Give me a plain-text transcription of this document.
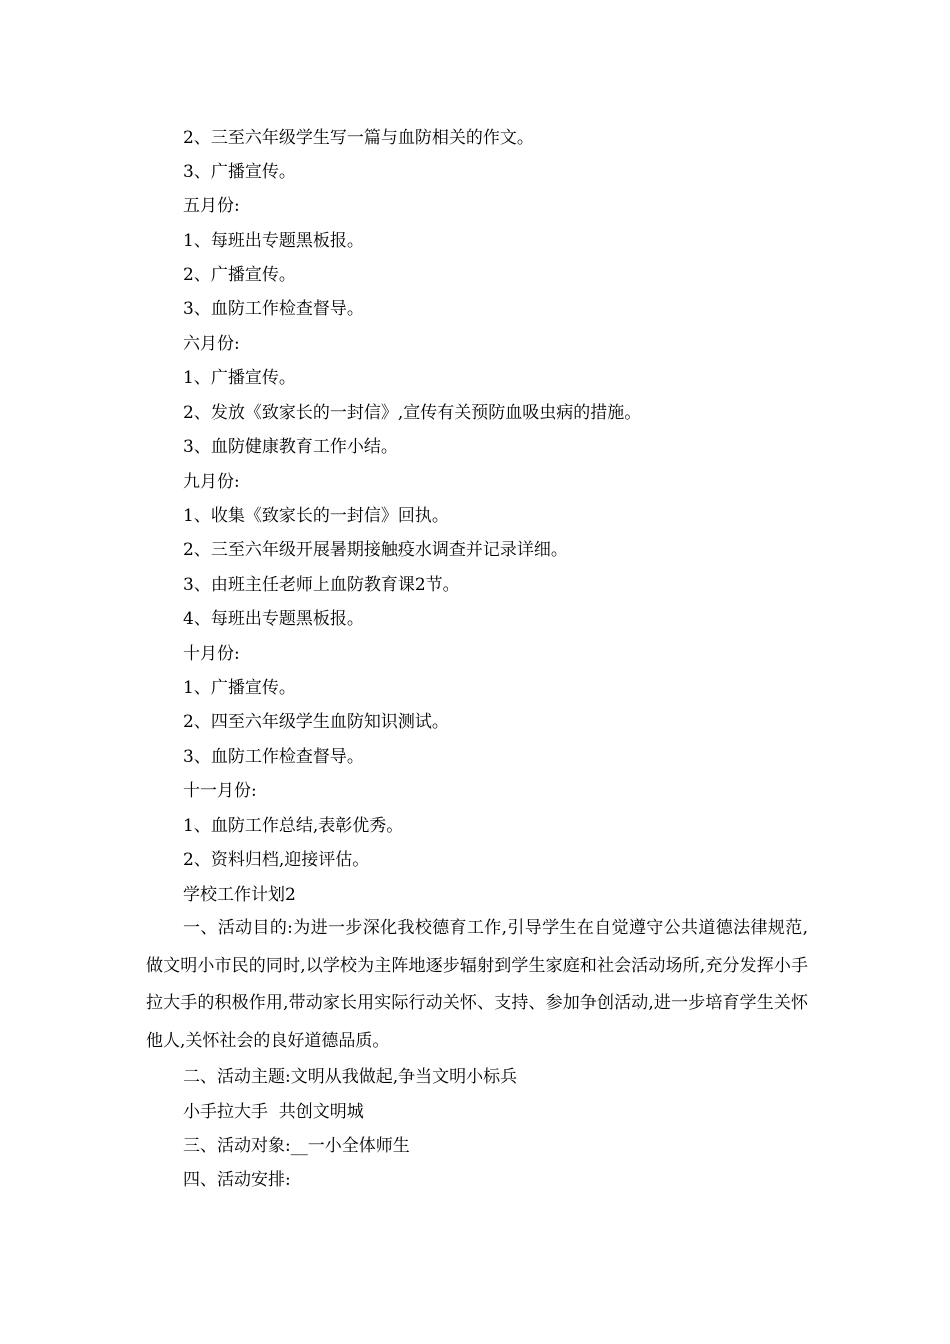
2、三至六年级学生写一篇与血防相关的作文。
3、广播宣传。
五月份:
1、每班出专题黑板报。
2、广播宣传。
3、血防工作检查督导。
六月份:
1、广播宣传。
2、发放《致家长的一封信》,宣传有关预防血吸虫病的措施。
3、血防健康教育工作小结。
九月份:
1、收集《致家长的一封信》回执。
2、三至六年级开展暑期接触疫水调查并记录详细。
3、由班主任老师上血防教育课2节。
4、每班出专题黑板报。
十月份:
1、广播宣传。
2、四至六年级学生血防知识测试。
3、血防工作检查督导。
十一月份:
1、血防工作总结,表彰优秀。
2、资料归档,迎接评估。
学校工作计划2
一、活动目的:为进一步深化我校德育工作,引导学生在自觉遵守公共道德法律规范,做文明小市民的同时,以学校为主阵地逐步辐射到学生家庭和社会活动场所,充分发挥小手拉大手的积极作用,带动家长用实际行动关怀、支持、参加争创活动,进一步培育学生关怀他人,关怀社会的良好道德品质。
二、活动主题:文明从我做起,争当文明小标兵
小手拉大手  共创文明城
三、活动对象:__一小全体师生
四、活动安排:
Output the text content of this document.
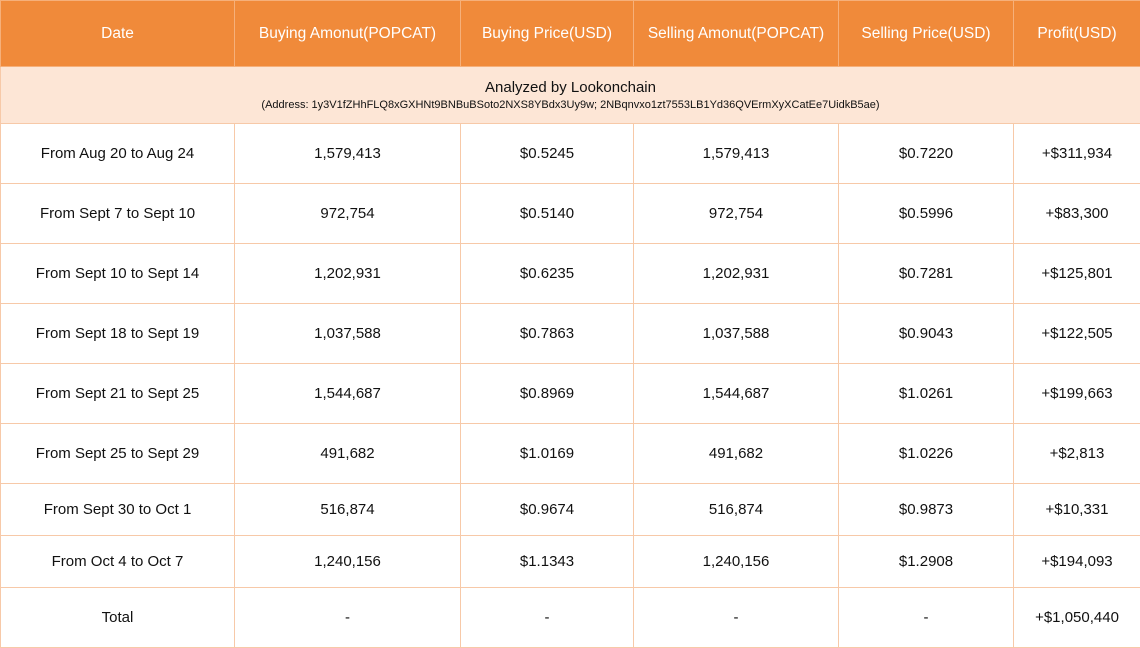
Date	Buying Amonut(POPCAT)	Buying Price(USD)	Selling Amonut(POPCAT)	Selling Price(USD)	Profit(USD)

Analyzed by Lookonchain
(Address: 1y3V1fZHhFLQ8xGXHNt9BNBuBSoto2NXS8YBdx3Uy9w; 2NBqnvxo1zt7553LB1Yd36QVErmXyXCatEe7UidkB5ae)					

From Aug 20 to Aug 24	1,579,413	$0.5245	1,579,413	$0.7220	+$311,934
From Sept 7 to Sept 10	972,754	$0.5140	972,754	$0.5996	+$83,300
From Sept 10 to Sept 14	1,202,931	$0.6235	1,202,931	$0.7281	+$125,801
From Sept 18 to Sept 19	1,037,588	$0.7863	1,037,588	$0.9043	+$122,505
From Sept 21 to Sept 25	1,544,687	$0.8969	1,544,687	$1.0261	+$199,663
From Sept 25 to Sept 29	491,682	$1.0169	491,682	$1.0226	+$2,813
From Sept 30 to Oct 1	516,874	$0.9674	516,874	$0.9873	+$10,331
From Oct 4 to Oct 7	1,240,156	$1.1343	1,240,156	$1.2908	+$194,093
Total	-	-	-	-	+$1,050,440
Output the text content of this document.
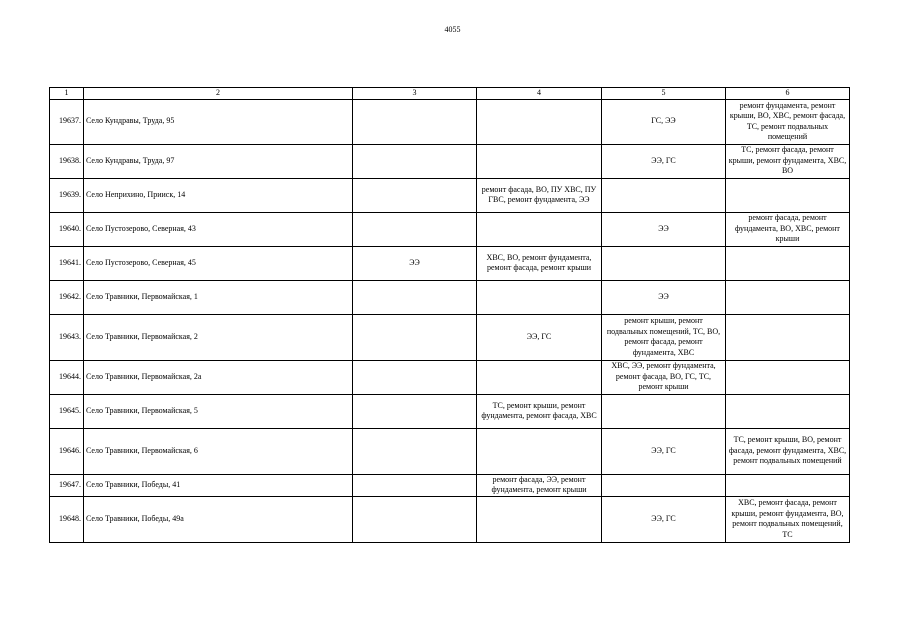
4055
1	2	3	4	5	6
19637.	Село Кундравы, Труда, 95			ГС, ЭЭ	ремонт фундамента, ремонт крыши, ВО, ХВС, ремонт фасада, ТС, ремонт подвальных помещений
19638.	Село Кундравы, Труда, 97			ЭЭ, ГС	ТС, ремонт фасада, ремонт крыши, ремонт фундамента, ХВС, ВО
19639.	Село Неприхино, Прииск, 14		ремонт фасада, ВО, ПУ ХВС, ПУ ГВС, ремонт фундамента, ЭЭ		
19640.	Село Пустозерово, Северная, 43			ЭЭ	ремонт фасада, ремонт фундамента, ВО, ХВС, ремонт крыши
19641.	Село Пустозерово, Северная, 45	ЭЭ	ХВС, ВО, ремонт фундамента, ремонт фасада, ремонт крыши		
19642.	Село Травники, Первомайская, 1			ЭЭ	
19643.	Село Травники, Первомайская, 2		ЭЭ, ГС	ремонт крыши, ремонт подвальных помещений, ТС, ВО, ремонт фасада, ремонт фундамента, ХВС	
19644.	Село Травники, Первомайская, 2а			ХВС, ЭЭ, ремонт фундамента, ремонт фасада, ВО, ГС, ТС, ремонт крыши	
19645.	Село Травники, Первомайская, 5		ТС, ремонт крыши, ремонт фундамента, ремонт фасада, ХВС		
19646.	Село Травники, Первомайская, 6			ЭЭ, ГС	ТС, ремонт крыши, ВО, ремонт фасада, ремонт фундамента, ХВС, ремонт подвальных помещений
19647.	Село Травники, Победы, 41		ремонт фасада, ЭЭ, ремонт фундамента, ремонт крыши		
19648.	Село Травники, Победы, 49а			ЭЭ, ГС	ХВС, ремонт фасада, ремонт крыши, ремонт фундамента, ВО, ремонт подвальных помещений, ТС
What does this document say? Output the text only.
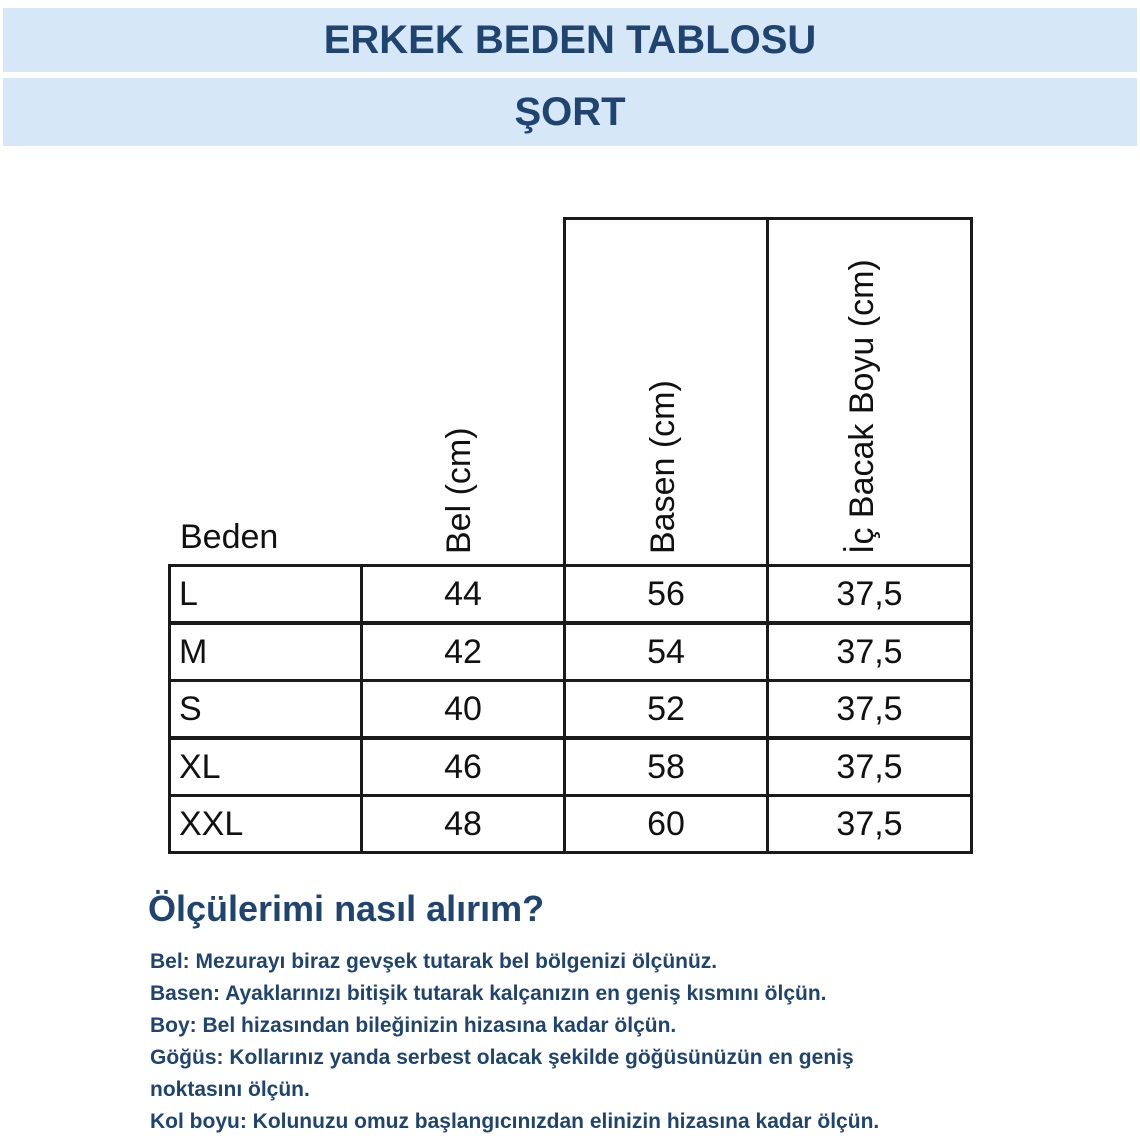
ERKEK BEDEN TABLOSU
ŞORT
Beden	Bel (cm)	Basen (cm)	İç Bacak Boyu (cm)
L	44	56	37,5
M	42	54	37,5
S	40	52	37,5
XL	46	58	37,5
XXL	48	60	37,5
Ölçülerimi nasıl alırım?
Bel: Mezurayı biraz gevşek tutarak bel bölgenizi ölçünüz.
Basen: Ayaklarınızı bitişik tutarak kalçanızın en geniş kısmını ölçün.
Boy: Bel hizasından bileğinizin hizasına kadar ölçün.
Göğüs: Kollarınız yanda serbest olacak şekilde göğüsünüzün en geniş
noktasını ölçün.
Kol boyu: Kolunuzu omuz başlangıcınızdan elinizin hizasına kadar ölçün.
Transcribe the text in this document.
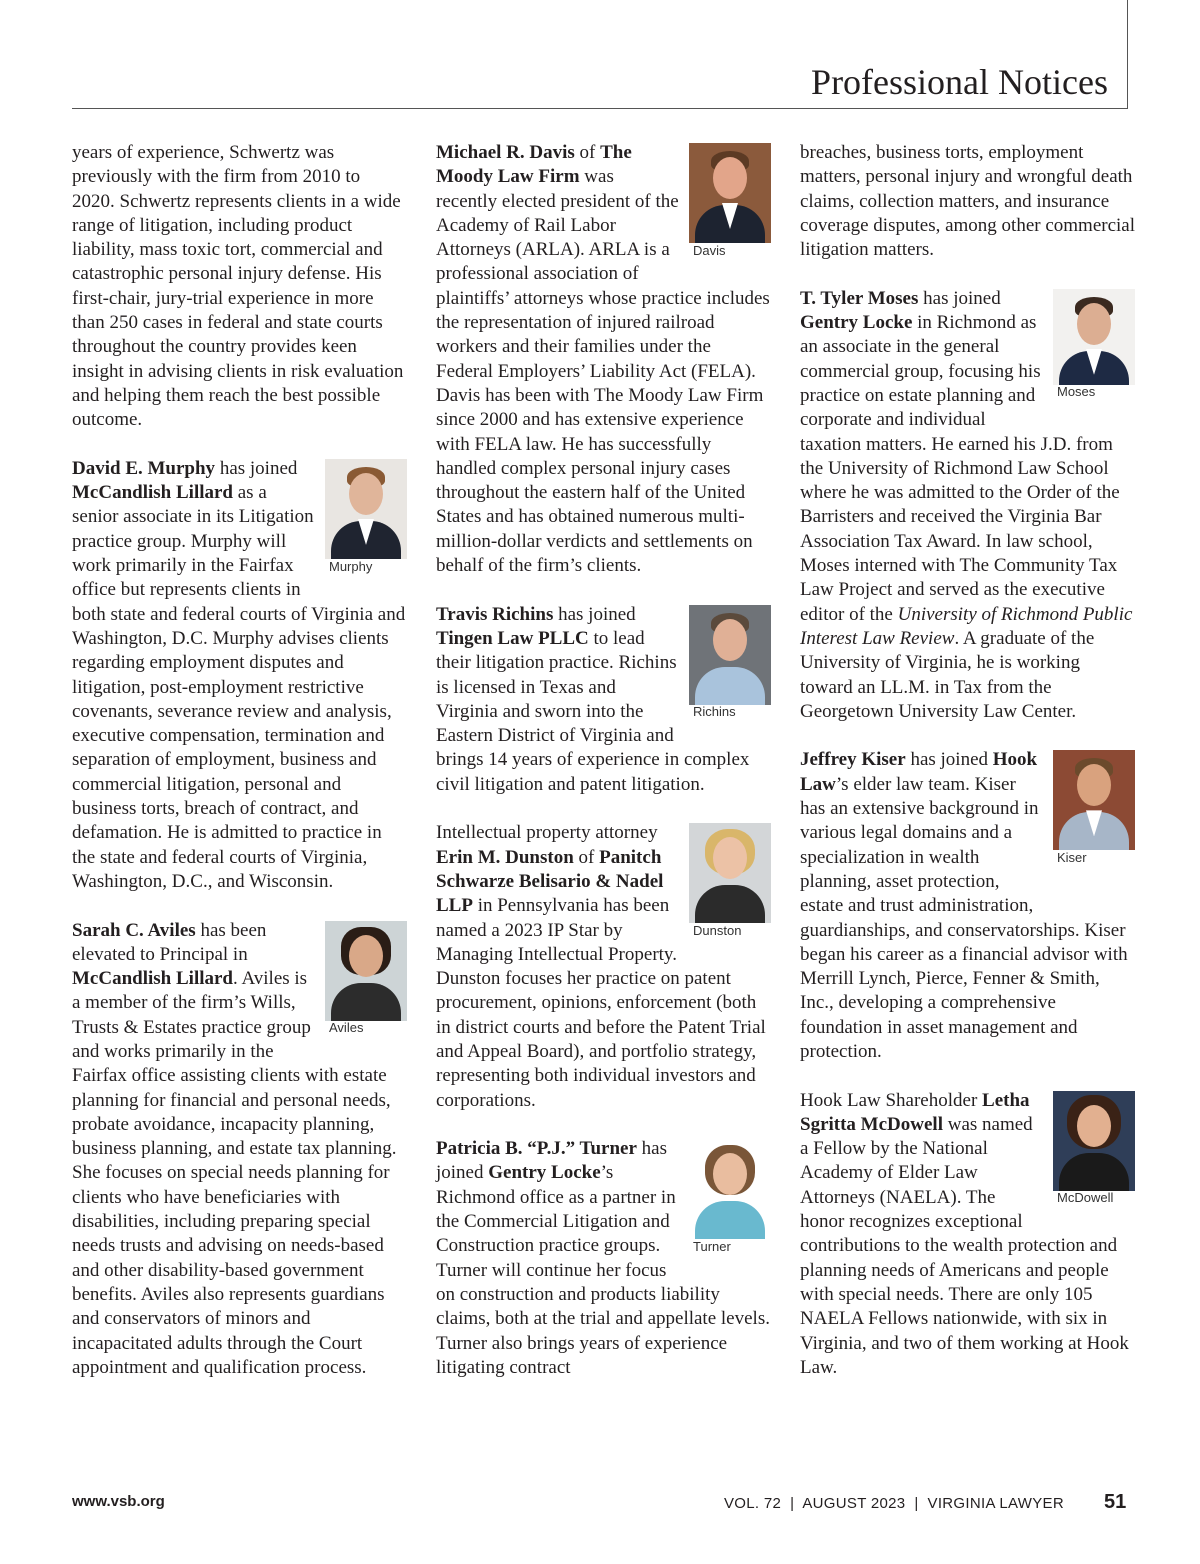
Professional Notices

years of experience, Schwertz was previously with the firm from 2010 to 2020. Schwertz represents clients in a wide range of litigation, including product liability, mass toxic tort, commercial and catastrophic personal injury defense. His first-chair, jury-trial experience in more than 250 cases in federal and state courts throughout the country provides keen insight in advising clients in risk evaluation and helping them reach the best possible outcome.

Murphy
David E. Murphy has joined McCandlish Lillard as a senior associate in its Litigation practice group. Murphy will work primarily in the Fairfax office but represents clients in both state and federal courts of Virginia and Washington, D.C. Murphy advises clients regarding employment disputes and litigation, post-employment restrictive covenants, severance review and analysis, executive compensation, termination and separation of employment, business and commercial litigation, personal and business torts, breach of contract, and defamation. He is admitted to practice in the state and federal courts of Virginia, Washington, D.C., and Wisconsin.

Aviles
Sarah C. Aviles has been elevated to Principal in McCandlish Lillard. Aviles is a member of the firm’s Wills, Trusts & Estates practice group and works primarily in the Fairfax office assisting clients with estate planning for financial and personal needs, probate avoidance, incapacity planning, business planning, and estate tax planning. She focuses on special needs planning for clients who have beneficiaries with disabilities, including preparing special needs trusts and advising on needs-based and other disability-based government benefits. Aviles also represents guardians and conservators of minors and incapacitated adults through the Court appointment and qualification process.

Davis
Michael R. Davis of The Moody Law Firm was recently elected president of the Academy of Rail Labor Attorneys (ARLA). ARLA is a professional association of plaintiffs’ attorneys whose practice includes the representation of injured railroad workers and their families under the Federal Employers’ Liability Act (FELA). Davis has been with The Moody Law Firm since 2000 and has extensive experience with FELA law. He has successfully handled complex personal injury cases throughout the eastern half of the United States and has obtained numerous multi-million-dollar verdicts and settlements on behalf of the firm’s clients.

Richins
Travis Richins has joined Tingen Law PLLC to lead their litigation practice. Richins is licensed in Texas and Virginia and sworn into the Eastern District of Virginia and brings 14 years of experience in complex civil litigation and patent litigation.

Dunston
Intellectual property attorney Erin M. Dunston of Panitch Schwarze Belisario & Nadel LLP in Pennsylvania has been named a 2023 IP Star by Managing Intellectual Property. Dunston focuses her practice on patent procurement, opinions, enforcement (both in district courts and before the Patent Trial and Appeal Board), and portfolio strategy, representing both individual investors and corporations.

Turner
Patricia B. “P.J.” Turner has joined Gentry Locke’s Richmond office as a partner in the Commercial Litigation and Construction practice groups. Turner will continue her focus on construction and products liability claims, both at the trial and appellate levels. Turner also brings years of experience litigating contract

breaches, business torts, employment matters, personal injury and wrongful death claims, collection matters, and insurance coverage disputes, among other commercial litigation matters.

Moses
T. Tyler Moses has joined Gentry Locke in Richmond as an associate in the general commercial group, focusing his practice on estate planning and corporate and individual taxation matters. He earned his J.D. from the University of Richmond Law School where he was admitted to the Order of the Barristers and received the Virginia Bar Association Tax Award. In law school, Moses interned with The Community Tax Law Project and served as the executive editor of the University of Richmond Public Interest Law Review. A graduate of the University of Virginia, he is working toward an LL.M. in Tax from the Georgetown University Law Center.

Kiser
Jeffrey Kiser has joined Hook Law’s elder law team. Kiser has an extensive background in various legal domains and a specialization in wealth planning, asset protection, estate and trust administration, guardianships, and conservatorships. Kiser began his career as a financial advisor with Merrill Lynch, Pierce, Fenner & Smith, Inc., developing a comprehensive foundation in asset management and protection.

McDowell
Hook Law Shareholder Letha Sgritta McDowell was named a Fellow by the National Academy of Elder Law Attorneys (NAELA). The honor recognizes exceptional contributions to the wealth protection and planning needs of Americans and people with special needs. There are only 105 NAELA Fellows nationwide, with six in Virginia, and two of them working at Hook Law.

www.vsb.org	VOL. 72  |  AUGUST 2023  |  VIRGINIA LAWYER 51
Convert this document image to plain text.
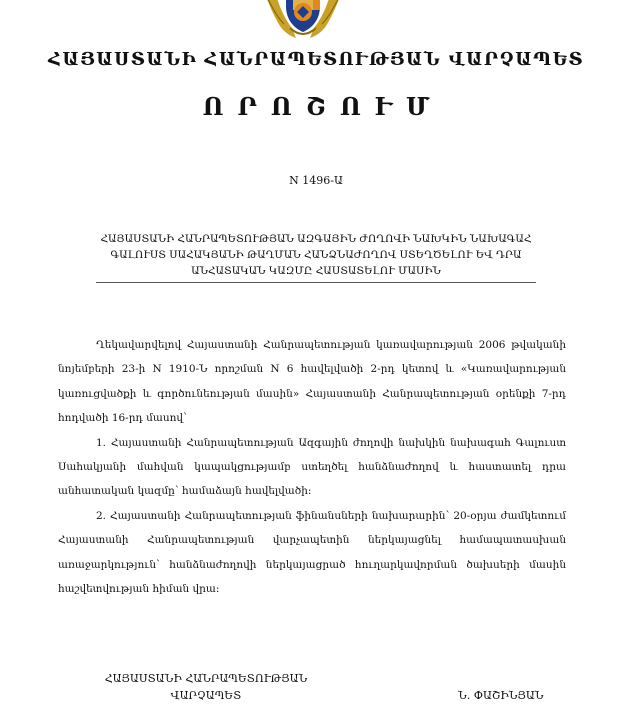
ՀԱՅԱՍՏԱՆԻ ՀԱՆՐԱՊԵՏՈՒԹՅԱՆ ՎԱՐՉԱՊԵՏ
ՈՐՈՇՈՒՄ
N 1496-Ա
ՀԱՅԱՍՏԱՆԻ ՀԱՆՐԱՊԵՏՈՒԹՅԱՆ ԱԶԳԱՅԻՆ ԺՈՂՈՎԻ ՆԱԽԿԻՆ ՆԱԽԱԳԱՀ ԳԱԼՈՒՍՏ ՍԱՀԱԿՅԱՆԻ ԹԱՂՄԱՆ ՀԱՆՁՆԱԺՈՂՈՎ ՍՏԵՂԾԵԼՈՒ ԵՎ ԴՐԱ ԱՆՀԱՏԱԿԱՆ ԿԱԶՄԸ ՀԱՍՏԱՏԵԼՈՒ ՄԱՍԻՆ

Ղեկավարվելով Հայաստանի Հանրապետության կառավարության 2006 թվականի նոյեմբերի 23-ի N 1910-Ն որոշման N 6 հավելվածի 2-րդ կետով և «Կառավարության կառուցվածքի և գործունեության մասին» Հայաստանի Հանրապետության օրենքի 7-րդ հոդվածի 16-րդ մասով՝

1. Հայաստանի Հանրապետության Ազգային ժողովի նախկին նախագահ Գալուստ Սահակյանի մահվան կապակցությամբ ստեղծել հանձնաժողով և հաստատել դրա անհատական կազմը՝ համաձայն հավելվածի։

2. Հայաստանի Հանրապետության ֆինանսների նախարարին՝ 20-օրյա ժամկետում Հայաստանի Հանրապետության վարչապետին ներկայացնել համապատասխան առաջարկություն՝ հանձնաժողովի ներկայացրած հուղարկավորման ծախսերի մասին հաշվետվության հիման վրա։

ՀԱՅԱՍՏԱՆԻ ՀԱՆՐԱՊԵՏՈՒԹՅԱՆ
ՎԱՐՉԱՊԵՏ	Ն. ՓԱՇԻՆՅԱՆ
========
**TASK DIRECTIONS**
Your answer should be a single number: the count of lines in the data that include the word "geniş".

**CORRECT RESULT**
2